=== TASK INSTRUCTIONS ===
Copy each line of the records that holds the string "banca".

(Records from a data source)
···

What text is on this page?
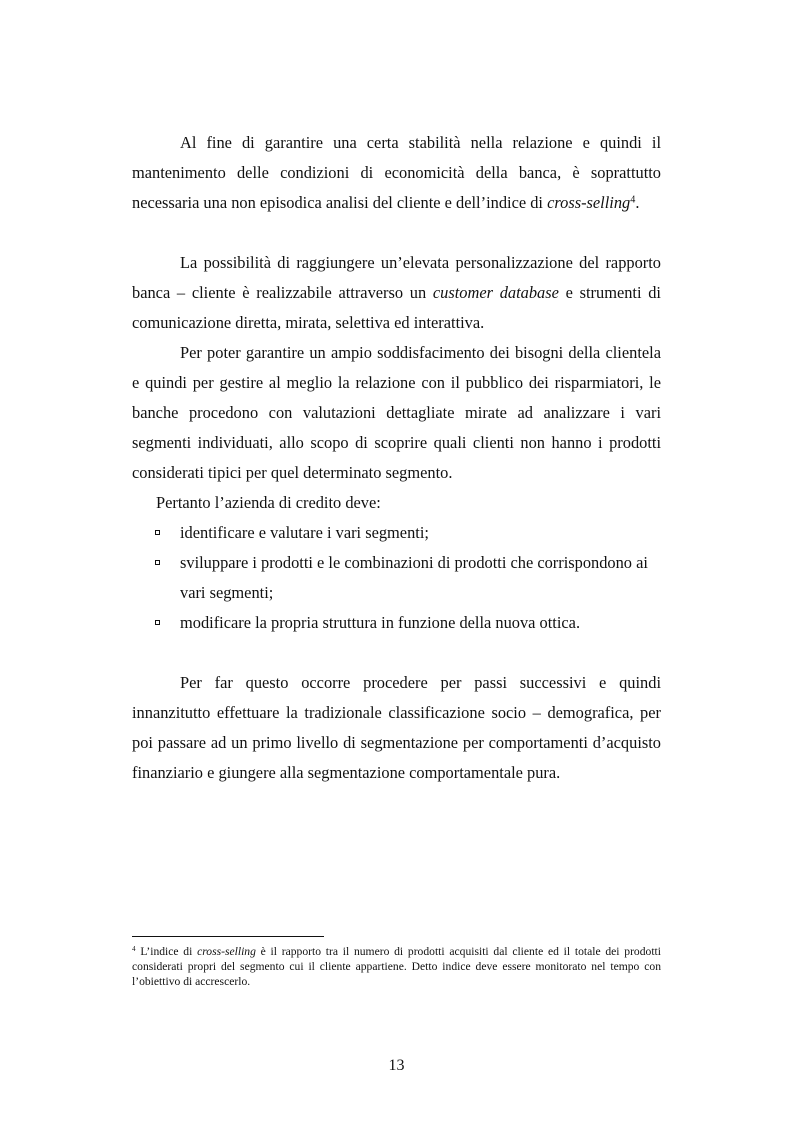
Al fine di garantire una certa stabilità nella relazione e quindi il mantenimento delle condizioni di economicità della banca, è soprattutto necessaria una non episodica analisi del cliente e dell’indice di cross-selling$^4$.

La possibilità di raggiungere un’elevata personalizzazione del rapporto banca – cliente è realizzabile attraverso un customer database e strumenti di comunicazione diretta, mirata, selettiva ed interattiva.

Per poter garantire un ampio soddisfacimento dei bisogni della clientela e quindi per gestire al meglio la relazione con il pubblico dei risparmiatori, le banche procedono con valutazioni dettagliate mirate ad analizzare i vari segmenti individuati, allo scopo di scoprire quali clienti non hanno i prodotti considerati tipici per quel determinato segmento.

Pertanto l’azienda di credito deve:

identificare e valutare i vari segmenti;
sviluppare i prodotti e le combinazioni di prodotti che corrispondono ai vari segmenti;
modificare la propria struttura in funzione della nuova ottica.

Per far questo occorre procedere per passi successivi e quindi innanzitutto effettuare la tradizionale classificazione socio – demografica, per poi passare ad un primo livello di segmentazione per comportamenti d’acquisto finanziario e giungere alla segmentazione comportamentale pura.

$^4$ L’indice di cross-selling è il rapporto tra il numero di prodotti acquisiti dal cliente ed il totale dei prodotti considerati propri del segmento cui il cliente appartiene. Detto indice deve essere monitorato nel tempo con l’obiettivo di accrescerlo.

13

···

=== TASK ANSWER ===
Al fine di garantire una certa stabilità nella relazione e quindi il mantenimento delle condizioni di economicità della banca, è soprattutto necessaria una non episodica analisi del cliente e dell’indice di cross-selling$^4$.
La possibilità di raggiungere un’elevata personalizzazione del rapporto banca – cliente è realizzabile attraverso un customer database e strumenti di comunicazione diretta, mirata, selettiva ed interattiva.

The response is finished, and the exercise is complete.